→ Task data

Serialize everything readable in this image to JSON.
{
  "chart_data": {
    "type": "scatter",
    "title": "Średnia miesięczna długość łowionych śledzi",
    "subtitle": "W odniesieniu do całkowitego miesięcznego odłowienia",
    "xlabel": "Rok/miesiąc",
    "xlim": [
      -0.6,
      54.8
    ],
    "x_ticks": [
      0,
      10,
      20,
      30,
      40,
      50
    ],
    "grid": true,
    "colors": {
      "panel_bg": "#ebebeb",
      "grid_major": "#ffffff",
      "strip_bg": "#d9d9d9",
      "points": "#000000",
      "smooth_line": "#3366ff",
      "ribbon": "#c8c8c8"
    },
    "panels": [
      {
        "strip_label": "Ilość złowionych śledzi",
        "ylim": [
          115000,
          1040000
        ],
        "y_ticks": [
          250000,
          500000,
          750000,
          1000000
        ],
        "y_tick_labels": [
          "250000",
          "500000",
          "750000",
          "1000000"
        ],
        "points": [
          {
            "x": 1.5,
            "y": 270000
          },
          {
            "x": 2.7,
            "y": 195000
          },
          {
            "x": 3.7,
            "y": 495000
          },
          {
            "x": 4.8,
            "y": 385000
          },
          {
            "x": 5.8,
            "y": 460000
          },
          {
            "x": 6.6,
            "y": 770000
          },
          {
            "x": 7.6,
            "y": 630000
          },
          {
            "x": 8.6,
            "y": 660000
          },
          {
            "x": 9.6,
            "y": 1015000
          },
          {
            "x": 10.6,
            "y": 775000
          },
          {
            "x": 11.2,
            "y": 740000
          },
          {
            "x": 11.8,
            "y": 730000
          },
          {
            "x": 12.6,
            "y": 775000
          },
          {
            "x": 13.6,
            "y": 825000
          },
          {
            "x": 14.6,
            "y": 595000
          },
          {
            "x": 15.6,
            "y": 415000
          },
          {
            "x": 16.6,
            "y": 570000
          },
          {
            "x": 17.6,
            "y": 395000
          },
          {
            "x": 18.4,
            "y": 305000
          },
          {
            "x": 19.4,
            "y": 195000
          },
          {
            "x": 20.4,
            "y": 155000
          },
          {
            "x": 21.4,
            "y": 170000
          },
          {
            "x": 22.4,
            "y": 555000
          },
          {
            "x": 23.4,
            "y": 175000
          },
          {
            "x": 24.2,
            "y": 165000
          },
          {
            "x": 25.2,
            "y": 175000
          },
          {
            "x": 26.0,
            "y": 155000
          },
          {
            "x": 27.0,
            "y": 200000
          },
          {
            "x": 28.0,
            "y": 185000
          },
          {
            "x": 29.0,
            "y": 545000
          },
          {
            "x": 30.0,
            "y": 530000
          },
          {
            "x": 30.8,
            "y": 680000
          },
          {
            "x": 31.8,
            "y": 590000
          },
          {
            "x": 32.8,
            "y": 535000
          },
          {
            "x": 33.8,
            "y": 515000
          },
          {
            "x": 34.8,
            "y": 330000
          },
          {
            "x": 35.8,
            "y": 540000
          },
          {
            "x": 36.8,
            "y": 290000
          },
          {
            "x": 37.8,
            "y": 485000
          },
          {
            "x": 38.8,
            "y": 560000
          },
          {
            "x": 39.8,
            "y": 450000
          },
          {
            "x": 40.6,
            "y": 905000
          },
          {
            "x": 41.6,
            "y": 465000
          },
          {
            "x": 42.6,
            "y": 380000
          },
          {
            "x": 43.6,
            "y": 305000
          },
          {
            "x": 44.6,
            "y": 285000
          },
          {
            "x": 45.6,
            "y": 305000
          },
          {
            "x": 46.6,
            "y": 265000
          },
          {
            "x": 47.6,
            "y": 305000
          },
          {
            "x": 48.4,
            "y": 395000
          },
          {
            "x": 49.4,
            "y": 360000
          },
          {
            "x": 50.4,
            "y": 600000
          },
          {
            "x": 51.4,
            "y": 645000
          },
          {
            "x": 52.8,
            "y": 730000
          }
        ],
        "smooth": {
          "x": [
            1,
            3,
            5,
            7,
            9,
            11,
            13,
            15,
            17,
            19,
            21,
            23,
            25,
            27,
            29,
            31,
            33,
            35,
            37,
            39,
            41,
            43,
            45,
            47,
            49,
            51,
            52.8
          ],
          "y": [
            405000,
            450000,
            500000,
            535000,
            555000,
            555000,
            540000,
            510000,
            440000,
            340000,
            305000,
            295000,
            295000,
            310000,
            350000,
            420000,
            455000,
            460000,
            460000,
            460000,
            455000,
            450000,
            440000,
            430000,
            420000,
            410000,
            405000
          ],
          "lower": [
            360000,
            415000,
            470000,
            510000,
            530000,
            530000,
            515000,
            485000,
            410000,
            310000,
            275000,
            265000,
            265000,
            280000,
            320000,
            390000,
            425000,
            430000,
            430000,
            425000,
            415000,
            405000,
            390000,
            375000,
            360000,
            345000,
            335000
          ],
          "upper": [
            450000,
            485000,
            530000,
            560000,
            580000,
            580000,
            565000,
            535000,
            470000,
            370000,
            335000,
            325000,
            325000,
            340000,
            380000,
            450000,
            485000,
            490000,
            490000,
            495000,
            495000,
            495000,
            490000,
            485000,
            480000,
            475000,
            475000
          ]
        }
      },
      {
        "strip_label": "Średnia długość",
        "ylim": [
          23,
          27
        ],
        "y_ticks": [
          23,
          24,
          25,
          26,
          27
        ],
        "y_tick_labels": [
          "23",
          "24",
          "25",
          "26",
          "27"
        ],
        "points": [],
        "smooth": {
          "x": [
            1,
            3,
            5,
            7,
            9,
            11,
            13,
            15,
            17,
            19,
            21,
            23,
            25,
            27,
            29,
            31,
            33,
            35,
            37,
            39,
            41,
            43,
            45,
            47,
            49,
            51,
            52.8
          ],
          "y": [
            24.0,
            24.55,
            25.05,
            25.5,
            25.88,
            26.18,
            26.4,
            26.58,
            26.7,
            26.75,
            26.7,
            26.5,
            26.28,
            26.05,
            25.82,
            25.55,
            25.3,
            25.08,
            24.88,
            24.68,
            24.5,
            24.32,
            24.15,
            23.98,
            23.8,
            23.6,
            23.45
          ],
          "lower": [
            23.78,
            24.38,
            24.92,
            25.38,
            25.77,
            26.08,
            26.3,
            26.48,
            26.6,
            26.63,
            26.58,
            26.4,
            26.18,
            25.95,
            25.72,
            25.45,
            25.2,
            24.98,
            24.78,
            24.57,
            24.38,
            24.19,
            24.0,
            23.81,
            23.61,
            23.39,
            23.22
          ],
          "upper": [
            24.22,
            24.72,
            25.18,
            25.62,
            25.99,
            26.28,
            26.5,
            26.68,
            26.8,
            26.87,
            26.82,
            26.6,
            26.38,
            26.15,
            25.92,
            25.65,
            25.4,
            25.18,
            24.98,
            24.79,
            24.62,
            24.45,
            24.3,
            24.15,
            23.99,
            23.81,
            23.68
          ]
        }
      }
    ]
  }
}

→ Exercise requirements
Transcribe all of the lines in the records precisely.

→ Written response
Serialize everything readable in this image to JSON.
{
  "chart_data": {
    "type": "scatter",
    "title": "Średnia miesięczna długość łowionych śledzi",
    "subtitle": "W odniesieniu do całkowitego miesięcznego odłowienia",
    "xlabel": "Rok/miesiąc",
    "xlim": [
      -0.6,
      54.8
    ],
    "x_ticks": [
      0,
      10,
      20,
      30,
      40,
      50
    ],
    "grid": true,
    "colors": {
      "panel_bg": "#ebebeb",
      "grid_major": "#ffffff",
      "strip_bg": "#d9d9d9",
      "points": "#000000",
      "smooth_line": "#3366ff",
      "ribbon": "#c8c8c8"
    },
    "panels": [
      {
        "strip_label": "Ilość złowionych śledzi",
        "ylim": [
          115000,
          1040000
        ],
        "y_ticks": [
          250000,
          500000,
          750000,
          1000000
        ],
        "y_tick_labels": [
          "250000",
          "500000",
          "750000",
          "1000000"
        ],
        "points": [
          {
            "x": 1.5,
            "y": 270000
          },
          {
            "x": 2.7,
            "y": 195000
          },
          {
            "x": 3.7,
            "y": 495000
          },
          {
            "x": 4.8,
            "y": 385000
          },
          {
            "x": 5.8,
            "y": 460000
          },
          {
            "x": 6.6,
            "y": 770000
          },
          {
            "x": 7.6,
            "y": 630000
          },
          {
            "x": 8.6,
            "y": 660000
          },
          {
            "x": 9.6,
            "y": 1015000
          },
          {
            "x": 10.6,
            "y": 775000
          },
          {
            "x": 11.2,
            "y": 740000
          },
          {
            "x": 11.8,
            "y": 730000
          },
          {
            "x": 12.6,
            "y": 775000
          },
          {
            "x": 13.6,
            "y": 825000
          },
          {
            "x": 14.6,
            "y": 595000
          },
          {
            "x": 15.6,
            "y": 415000
          },
          {
            "x": 16.6,
            "y": 570000
          },
          {
            "x": 17.6,
            "y": 395000
          },
          {
            "x": 18.4,
            "y": 305000
          },
          {
            "x": 19.4,
            "y": 195000
          },
          {
            "x": 20.4,
            "y": 155000
          },
          {
            "x": 21.4,
            "y": 170000
          },
          {
            "x": 22.4,
            "y": 555000
          },
          {
            "x": 23.4,
            "y": 175000
          },
          {
            "x": 24.2,
            "y": 165000
          },
          {
            "x": 25.2,
            "y": 175000
          },
          {
            "x": 26.0,
            "y": 155000
          },
          {
            "x": 27.0,
            "y": 200000
          },
          {
            "x": 28.0,
            "y": 185000
          },
          {
            "x": 29.0,
            "y": 545000
          },
          {
            "x": 30.0,
            "y": 530000
          },
          {
            "x": 30.8,
            "y": 680000
          },
          {
            "x": 31.8,
            "y": 590000
          },
          {
            "x": 32.8,
            "y": 535000
          },
          {
            "x": 33.8,
            "y": 515000
          },
          {
            "x": 34.8,
            "y": 330000
          },
          {
            "x": 35.8,
            "y": 540000
          },
          {
            "x": 36.8,
            "y": 290000
          },
          {
            "x": 37.8,
            "y": 485000
          },
          {
            "x": 38.8,
            "y": 560000
          },
          {
            "x": 39.8,
            "y": 450000
          },
          {
            "x": 40.6,
            "y": 905000
          },
          {
            "x": 41.6,
            "y": 465000
          },
          {
            "x": 42.6,
            "y": 380000
          },
          {
            "x": 43.6,
            "y": 305000
          },
          {
            "x": 44.6,
            "y": 285000
          },
          {
            "x": 45.6,
            "y": 305000
          },
          {
            "x": 46.6,
            "y": 265000
          },
          {
            "x": 47.6,
            "y": 305000
          },
          {
            "x": 48.4,
            "y": 395000
          },
          {
            "x": 49.4,
            "y": 360000
          },
          {
            "x": 50.4,
            "y": 600000
          },
          {
            "x": 51.4,
            "y": 645000
          },
          {
            "x": 52.8,
            "y": 730000
          }
        ],
        "smooth": {
          "x": [
            1,
            3,
            5,
            7,
            9,
            11,
            13,
            15,
            17,
            19,
            21,
            23,
            25,
            27,
            29,
            31,
            33,
            35,
            37,
            39,
            41,
            43,
            45,
            47,
            49,
            51,
            52.8
          ],
          "y": [
            405000,
            450000,
            500000,
            535000,
            555000,
            555000,
            540000,
            510000,
            440000,
            340000,
            305000,
            295000,
            295000,
            310000,
            350000,
            420000,
            455000,
            460000,
            460000,
            460000,
            455000,
            450000,
            440000,
            430000,
            420000,
            410000,
            405000
          ],
          "lower": [
            360000,
            415000,
            470000,
            510000,
            530000,
            530000,
            515000,
            485000,
            410000,
            310000,
            275000,
            265000,
            265000,
            280000,
            320000,
            390000,
            425000,
            430000,
            430000,
            425000,
            415000,
            405000,
            390000,
            375000,
            360000,
            345000,
            335000
          ],
          "upper": [
            450000,
            485000,
            530000,
            560000,
            580000,
            580000,
            565000,
            535000,
            470000,
            370000,
            335000,
            325000,
            325000,
            340000,
            380000,
            450000,
            485000,
            490000,
            490000,
            495000,
            495000,
            495000,
            490000,
            485000,
            480000,
            475000,
            475000
          ]
        }
      },
      {
        "strip_label": "Średnia długość",
        "ylim": [
          23,
          27
        ],
        "y_ticks": [
          23,
          24,
          25,
          26,
          27
        ],
        "y_tick_labels": [
          "23",
          "24",
          "25",
          "26",
          "27"
        ],
        "points": [],
        "smooth": {
          "x": [
            1,
            3,
            5,
            7,
            9,
            11,
            13,
            15,
            17,
            19,
            21,
            23,
            25,
            27,
            29,
            31,
            33,
            35,
            37,
            39,
            41,
            43,
            45,
            47,
            49,
            51,
            52.8
          ],
          "y": [
            24.0,
            24.55,
            25.05,
            25.5,
            25.88,
            26.18,
            26.4,
            26.58,
            26.7,
            26.75,
            26.7,
            26.5,
            26.28,
            26.05,
            25.82,
            25.55,
            25.3,
            25.08,
            24.88,
            24.68,
            24.5,
            24.32,
            24.15,
            23.98,
            23.8,
            23.6,
            23.45
          ],
          "lower": [
            23.78,
            24.38,
            24.92,
            25.38,
            25.77,
            26.08,
            26.3,
            26.48,
            26.6,
            26.63,
            26.58,
            26.4,
            26.18,
            25.95,
            25.72,
            25.45,
            25.2,
            24.98,
            24.78,
            24.57,
            24.38,
            24.19,
            24.0,
            23.81,
            23.61,
            23.39,
            23.22
          ],
          "upper": [
            24.22,
            24.72,
            25.18,
            25.62,
            25.99,
            26.28,
            26.5,
            26.68,
            26.8,
            26.87,
            26.82,
            26.6,
            26.38,
            26.15,
            25.92,
            25.65,
            25.4,
            25.18,
            24.98,
            24.79,
            24.62,
            24.45,
            24.3,
            24.15,
            23.99,
            23.81,
            23.68
          ]
        }
      }
    ]
  }
}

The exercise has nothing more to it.